### What is needed
In your copy, leave out the pictures; write out all the data exactly.

--------------------------------

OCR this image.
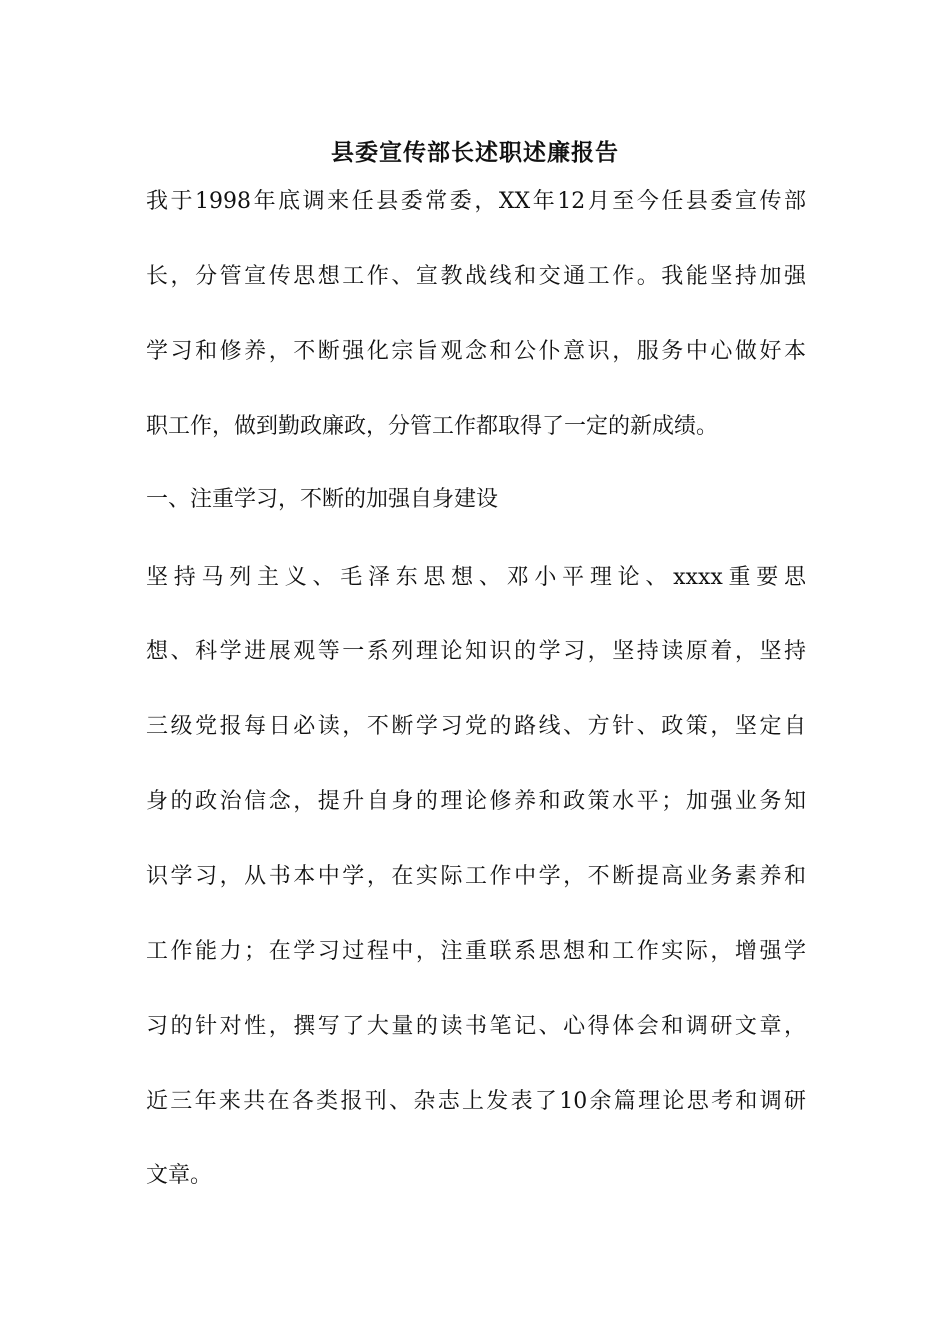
县委宣传部长述职述廉报告
我于1998年底调来任县委常委，XX年12月至今任县委宣传部
长，分管宣传思想工作、宣教战线和交通工作。我能坚持加强
学习和修养，不断强化宗旨观念和公仆意识，服务中心做好本
职工作，做到勤政廉政，分管工作都取得了一定的新成绩。
一、注重学习，不断的加强自身建设
坚持马列主义、毛泽东思想、邓小平理论、xxxx重要思
想、科学进展观等一系列理论知识的学习，坚持读原着，坚持
三级党报每日必读，不断学习党的路线、方针、政策，坚定自
身的政治信念，提升自身的理论修养和政策水平；加强业务知
识学习，从书本中学，在实际工作中学，不断提高业务素养和
工作能力；在学习过程中，注重联系思想和工作实际，增强学
习的针对性，撰写了大量的读书笔记、心得体会和调研文章，
近三年来共在各类报刊、杂志上发表了10余篇理论思考和调研
文章。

--------------------------------

### Response to this task
OCR this image.
县委宣传部长述职述廉报告
我于1998年底调来任县委常委，XX年12月至今任县委宣传部
长，分管宣传思想工作、宣教战线和交通工作。我能坚持加强
学习和修养，不断强化宗旨观念和公仆意识，服务中心做好本
职工作，做到勤政廉政，分管工作都取得了一定的新成绩。
一、注重学习，不断的加强自身建设
坚持马列主义、毛泽东思想、邓小平理论、xxxx重要思
想、科学进展观等一系列理论知识的学习，坚持读原着，坚持
三级党报每日必读，不断学习党的路线、方针、政策，坚定自
身的政治信念，提升自身的理论修养和政策水平；加强业务知
识学习，从书本中学，在实际工作中学，不断提高业务素养和
工作能力；在学习过程中，注重联系思想和工作实际，增强学
习的针对性，撰写了大量的读书笔记、心得体会和调研文章，
近三年来共在各类报刊、杂志上发表了10余篇理论思考和调研
文章。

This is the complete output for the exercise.